** WHAT IS NEEDED **
Track down the lines that contain "people" and copy them.

____________

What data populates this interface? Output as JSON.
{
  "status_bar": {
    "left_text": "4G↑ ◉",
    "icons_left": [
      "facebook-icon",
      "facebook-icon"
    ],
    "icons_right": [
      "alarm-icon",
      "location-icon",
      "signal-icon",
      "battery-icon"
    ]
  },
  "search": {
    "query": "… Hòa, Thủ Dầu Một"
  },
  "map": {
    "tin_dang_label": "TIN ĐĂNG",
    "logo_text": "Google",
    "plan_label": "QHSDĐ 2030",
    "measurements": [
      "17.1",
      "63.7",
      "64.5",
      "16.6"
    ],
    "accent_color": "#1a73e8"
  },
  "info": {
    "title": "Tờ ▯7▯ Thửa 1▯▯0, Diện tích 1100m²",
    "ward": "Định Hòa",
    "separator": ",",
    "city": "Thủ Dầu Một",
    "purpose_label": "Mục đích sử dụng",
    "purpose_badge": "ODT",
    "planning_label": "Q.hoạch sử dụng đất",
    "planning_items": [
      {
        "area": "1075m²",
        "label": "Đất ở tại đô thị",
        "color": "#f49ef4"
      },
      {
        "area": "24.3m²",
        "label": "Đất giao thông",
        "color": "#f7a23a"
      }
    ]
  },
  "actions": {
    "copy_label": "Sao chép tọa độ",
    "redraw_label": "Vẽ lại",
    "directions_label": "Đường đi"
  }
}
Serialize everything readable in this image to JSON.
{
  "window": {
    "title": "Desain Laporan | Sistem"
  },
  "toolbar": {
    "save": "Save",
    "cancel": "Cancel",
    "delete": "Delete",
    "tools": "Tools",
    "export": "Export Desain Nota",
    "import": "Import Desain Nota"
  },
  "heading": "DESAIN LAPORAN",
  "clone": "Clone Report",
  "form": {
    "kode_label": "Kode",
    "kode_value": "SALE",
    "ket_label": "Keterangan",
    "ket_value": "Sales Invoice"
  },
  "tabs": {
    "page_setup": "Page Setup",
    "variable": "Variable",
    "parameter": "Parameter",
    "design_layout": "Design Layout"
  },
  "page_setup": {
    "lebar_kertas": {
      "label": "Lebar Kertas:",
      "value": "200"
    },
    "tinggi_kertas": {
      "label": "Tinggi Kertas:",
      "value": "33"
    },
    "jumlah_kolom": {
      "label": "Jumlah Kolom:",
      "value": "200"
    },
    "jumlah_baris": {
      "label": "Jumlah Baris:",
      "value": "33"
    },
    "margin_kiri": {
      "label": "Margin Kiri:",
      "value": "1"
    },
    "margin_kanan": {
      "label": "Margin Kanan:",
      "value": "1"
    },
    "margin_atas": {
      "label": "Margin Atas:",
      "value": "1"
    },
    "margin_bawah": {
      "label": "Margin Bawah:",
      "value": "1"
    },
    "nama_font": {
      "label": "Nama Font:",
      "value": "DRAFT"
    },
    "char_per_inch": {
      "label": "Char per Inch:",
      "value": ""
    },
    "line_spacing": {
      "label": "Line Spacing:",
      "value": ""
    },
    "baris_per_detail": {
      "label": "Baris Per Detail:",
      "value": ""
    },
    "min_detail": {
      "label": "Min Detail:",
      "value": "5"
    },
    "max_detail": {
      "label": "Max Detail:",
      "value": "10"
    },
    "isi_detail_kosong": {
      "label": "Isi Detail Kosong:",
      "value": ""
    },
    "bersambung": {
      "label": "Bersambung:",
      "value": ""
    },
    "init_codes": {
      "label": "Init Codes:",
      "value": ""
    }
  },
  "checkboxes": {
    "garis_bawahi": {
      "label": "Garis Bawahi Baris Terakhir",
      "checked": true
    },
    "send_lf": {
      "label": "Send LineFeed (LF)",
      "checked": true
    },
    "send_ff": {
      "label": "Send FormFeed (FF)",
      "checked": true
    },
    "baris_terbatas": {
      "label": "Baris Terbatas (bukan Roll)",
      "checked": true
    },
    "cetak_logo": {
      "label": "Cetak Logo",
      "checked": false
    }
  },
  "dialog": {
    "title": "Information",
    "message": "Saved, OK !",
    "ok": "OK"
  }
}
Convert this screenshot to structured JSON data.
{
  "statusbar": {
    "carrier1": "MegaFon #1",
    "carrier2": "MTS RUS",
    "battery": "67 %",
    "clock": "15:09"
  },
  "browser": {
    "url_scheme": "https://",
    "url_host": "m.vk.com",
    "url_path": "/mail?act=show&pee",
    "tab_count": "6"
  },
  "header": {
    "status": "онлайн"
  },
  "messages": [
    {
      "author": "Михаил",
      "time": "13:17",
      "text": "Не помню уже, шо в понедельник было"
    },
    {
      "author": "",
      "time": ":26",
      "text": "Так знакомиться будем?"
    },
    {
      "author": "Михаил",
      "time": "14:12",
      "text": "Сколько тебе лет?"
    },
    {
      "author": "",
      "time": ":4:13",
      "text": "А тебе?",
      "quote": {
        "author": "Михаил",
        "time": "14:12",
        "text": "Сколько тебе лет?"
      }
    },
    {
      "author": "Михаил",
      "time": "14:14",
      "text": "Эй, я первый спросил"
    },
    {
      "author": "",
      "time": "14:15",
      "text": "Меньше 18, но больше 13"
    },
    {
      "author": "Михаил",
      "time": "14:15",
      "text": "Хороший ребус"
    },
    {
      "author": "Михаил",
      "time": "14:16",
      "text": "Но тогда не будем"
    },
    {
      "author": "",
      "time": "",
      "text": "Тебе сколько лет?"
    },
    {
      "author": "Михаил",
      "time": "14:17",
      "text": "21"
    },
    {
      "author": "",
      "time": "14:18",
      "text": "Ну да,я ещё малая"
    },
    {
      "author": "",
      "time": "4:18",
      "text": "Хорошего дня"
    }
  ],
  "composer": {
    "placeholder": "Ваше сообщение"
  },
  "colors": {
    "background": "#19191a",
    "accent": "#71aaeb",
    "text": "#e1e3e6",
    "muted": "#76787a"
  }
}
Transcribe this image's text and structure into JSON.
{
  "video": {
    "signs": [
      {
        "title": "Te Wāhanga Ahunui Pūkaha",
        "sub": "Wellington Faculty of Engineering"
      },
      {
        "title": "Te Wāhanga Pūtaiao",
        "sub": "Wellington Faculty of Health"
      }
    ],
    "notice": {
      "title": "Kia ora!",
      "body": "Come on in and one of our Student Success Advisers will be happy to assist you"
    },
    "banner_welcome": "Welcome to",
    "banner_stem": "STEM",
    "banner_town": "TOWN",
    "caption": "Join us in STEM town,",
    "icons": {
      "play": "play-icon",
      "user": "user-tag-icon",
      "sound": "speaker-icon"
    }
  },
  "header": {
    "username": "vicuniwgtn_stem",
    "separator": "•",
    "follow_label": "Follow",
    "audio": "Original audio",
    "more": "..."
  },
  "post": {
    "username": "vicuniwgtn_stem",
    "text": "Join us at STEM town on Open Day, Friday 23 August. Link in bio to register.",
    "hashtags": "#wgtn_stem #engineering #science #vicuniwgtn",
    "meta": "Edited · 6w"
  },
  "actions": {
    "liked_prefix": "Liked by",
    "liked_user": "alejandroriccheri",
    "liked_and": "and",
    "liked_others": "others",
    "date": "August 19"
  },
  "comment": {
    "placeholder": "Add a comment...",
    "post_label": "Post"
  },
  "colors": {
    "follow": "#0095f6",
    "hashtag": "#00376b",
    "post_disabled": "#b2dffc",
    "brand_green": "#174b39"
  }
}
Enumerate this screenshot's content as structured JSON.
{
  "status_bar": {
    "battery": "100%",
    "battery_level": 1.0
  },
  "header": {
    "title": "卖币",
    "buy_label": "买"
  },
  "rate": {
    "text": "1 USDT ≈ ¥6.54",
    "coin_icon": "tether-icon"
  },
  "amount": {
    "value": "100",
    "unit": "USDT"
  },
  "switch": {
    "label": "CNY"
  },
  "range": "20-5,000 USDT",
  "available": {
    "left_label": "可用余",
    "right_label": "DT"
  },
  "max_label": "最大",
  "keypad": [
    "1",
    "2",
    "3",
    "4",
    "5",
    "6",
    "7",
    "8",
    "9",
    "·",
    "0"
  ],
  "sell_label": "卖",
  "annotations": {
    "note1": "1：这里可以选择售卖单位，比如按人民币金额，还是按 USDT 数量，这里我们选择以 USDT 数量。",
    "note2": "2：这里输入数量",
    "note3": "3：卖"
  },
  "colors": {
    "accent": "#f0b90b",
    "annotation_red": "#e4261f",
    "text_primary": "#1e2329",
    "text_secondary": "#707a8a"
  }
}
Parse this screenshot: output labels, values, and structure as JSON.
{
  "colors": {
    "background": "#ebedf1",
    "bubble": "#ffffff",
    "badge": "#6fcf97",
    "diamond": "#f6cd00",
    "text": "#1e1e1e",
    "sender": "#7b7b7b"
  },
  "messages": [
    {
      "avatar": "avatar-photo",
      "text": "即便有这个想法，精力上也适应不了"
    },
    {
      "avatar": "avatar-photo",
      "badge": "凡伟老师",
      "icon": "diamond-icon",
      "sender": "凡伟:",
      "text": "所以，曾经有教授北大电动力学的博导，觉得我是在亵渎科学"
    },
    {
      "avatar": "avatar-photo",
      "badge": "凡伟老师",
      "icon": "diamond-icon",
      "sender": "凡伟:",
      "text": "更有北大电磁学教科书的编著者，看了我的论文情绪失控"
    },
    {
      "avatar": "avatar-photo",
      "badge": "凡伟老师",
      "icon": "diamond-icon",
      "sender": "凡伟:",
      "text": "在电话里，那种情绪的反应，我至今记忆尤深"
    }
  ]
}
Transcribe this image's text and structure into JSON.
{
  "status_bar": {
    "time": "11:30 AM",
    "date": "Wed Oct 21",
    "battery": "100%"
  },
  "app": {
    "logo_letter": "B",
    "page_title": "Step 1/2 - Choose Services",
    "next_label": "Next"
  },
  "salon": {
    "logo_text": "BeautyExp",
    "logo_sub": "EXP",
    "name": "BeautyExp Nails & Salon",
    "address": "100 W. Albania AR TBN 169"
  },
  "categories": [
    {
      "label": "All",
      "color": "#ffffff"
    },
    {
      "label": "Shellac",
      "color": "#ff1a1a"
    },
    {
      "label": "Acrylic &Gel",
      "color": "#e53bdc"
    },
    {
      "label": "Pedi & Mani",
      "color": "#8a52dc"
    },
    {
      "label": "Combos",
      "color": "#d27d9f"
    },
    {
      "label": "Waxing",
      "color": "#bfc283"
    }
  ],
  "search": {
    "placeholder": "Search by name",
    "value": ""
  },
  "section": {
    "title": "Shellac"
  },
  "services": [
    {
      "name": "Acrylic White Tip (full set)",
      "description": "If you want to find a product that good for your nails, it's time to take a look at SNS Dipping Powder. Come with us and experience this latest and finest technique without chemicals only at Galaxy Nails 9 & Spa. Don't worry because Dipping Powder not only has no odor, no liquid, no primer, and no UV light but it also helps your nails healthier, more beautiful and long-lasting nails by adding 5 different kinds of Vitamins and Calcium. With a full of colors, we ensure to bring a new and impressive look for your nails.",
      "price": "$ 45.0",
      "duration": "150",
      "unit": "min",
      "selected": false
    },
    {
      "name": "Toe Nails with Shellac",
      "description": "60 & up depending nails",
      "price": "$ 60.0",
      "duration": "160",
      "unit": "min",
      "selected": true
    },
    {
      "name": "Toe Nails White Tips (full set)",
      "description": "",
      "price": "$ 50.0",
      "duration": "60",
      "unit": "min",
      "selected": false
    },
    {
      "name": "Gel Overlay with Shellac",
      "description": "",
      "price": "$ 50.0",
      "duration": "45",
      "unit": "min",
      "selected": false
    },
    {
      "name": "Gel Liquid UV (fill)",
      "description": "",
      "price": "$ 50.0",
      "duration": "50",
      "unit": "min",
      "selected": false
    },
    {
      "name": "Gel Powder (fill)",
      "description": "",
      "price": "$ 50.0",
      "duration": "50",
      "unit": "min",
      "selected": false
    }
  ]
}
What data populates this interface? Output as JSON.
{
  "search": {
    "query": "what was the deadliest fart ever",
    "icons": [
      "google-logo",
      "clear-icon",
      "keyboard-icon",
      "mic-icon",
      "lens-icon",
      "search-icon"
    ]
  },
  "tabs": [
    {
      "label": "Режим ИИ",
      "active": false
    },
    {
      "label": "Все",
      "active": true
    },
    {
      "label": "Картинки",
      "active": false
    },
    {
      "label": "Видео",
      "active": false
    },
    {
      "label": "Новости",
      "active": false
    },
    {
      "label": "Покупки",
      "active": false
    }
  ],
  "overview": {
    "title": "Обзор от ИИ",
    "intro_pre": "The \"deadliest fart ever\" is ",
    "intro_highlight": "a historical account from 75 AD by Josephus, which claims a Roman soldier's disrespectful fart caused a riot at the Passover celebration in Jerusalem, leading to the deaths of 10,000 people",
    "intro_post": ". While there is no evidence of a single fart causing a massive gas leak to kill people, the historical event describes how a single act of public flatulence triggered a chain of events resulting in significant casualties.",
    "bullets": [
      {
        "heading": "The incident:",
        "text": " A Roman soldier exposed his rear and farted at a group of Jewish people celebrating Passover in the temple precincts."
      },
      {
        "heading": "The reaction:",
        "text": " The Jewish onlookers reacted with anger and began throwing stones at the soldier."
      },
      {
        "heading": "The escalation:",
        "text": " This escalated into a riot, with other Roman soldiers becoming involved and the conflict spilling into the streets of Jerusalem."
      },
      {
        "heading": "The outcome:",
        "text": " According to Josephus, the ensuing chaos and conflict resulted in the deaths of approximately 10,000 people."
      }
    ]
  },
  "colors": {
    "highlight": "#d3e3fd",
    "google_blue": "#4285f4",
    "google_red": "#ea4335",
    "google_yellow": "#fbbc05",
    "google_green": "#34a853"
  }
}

____________

** FINISHED TASK **
    "intro_highlight": "a historical account from 75 AD by Josephus, which claims a Roman soldier's disrespectful fart caused a riot at the Passover celebration in Jerusalem, leading to the deaths of 10,000 people",
    "intro_post": ". While there is no evidence of a single fart causing a massive gas leak to kill people, the historical event describes how a single act of public flatulence triggered a chain of events resulting in significant casualties.",
        "text": " A Roman soldier exposed his rear and farted at a group of Jewish people celebrating Passover in the temple precincts."
        "text": " According to Josephus, the ensuing chaos and conflict resulted in the deaths of approximately 10,000 people."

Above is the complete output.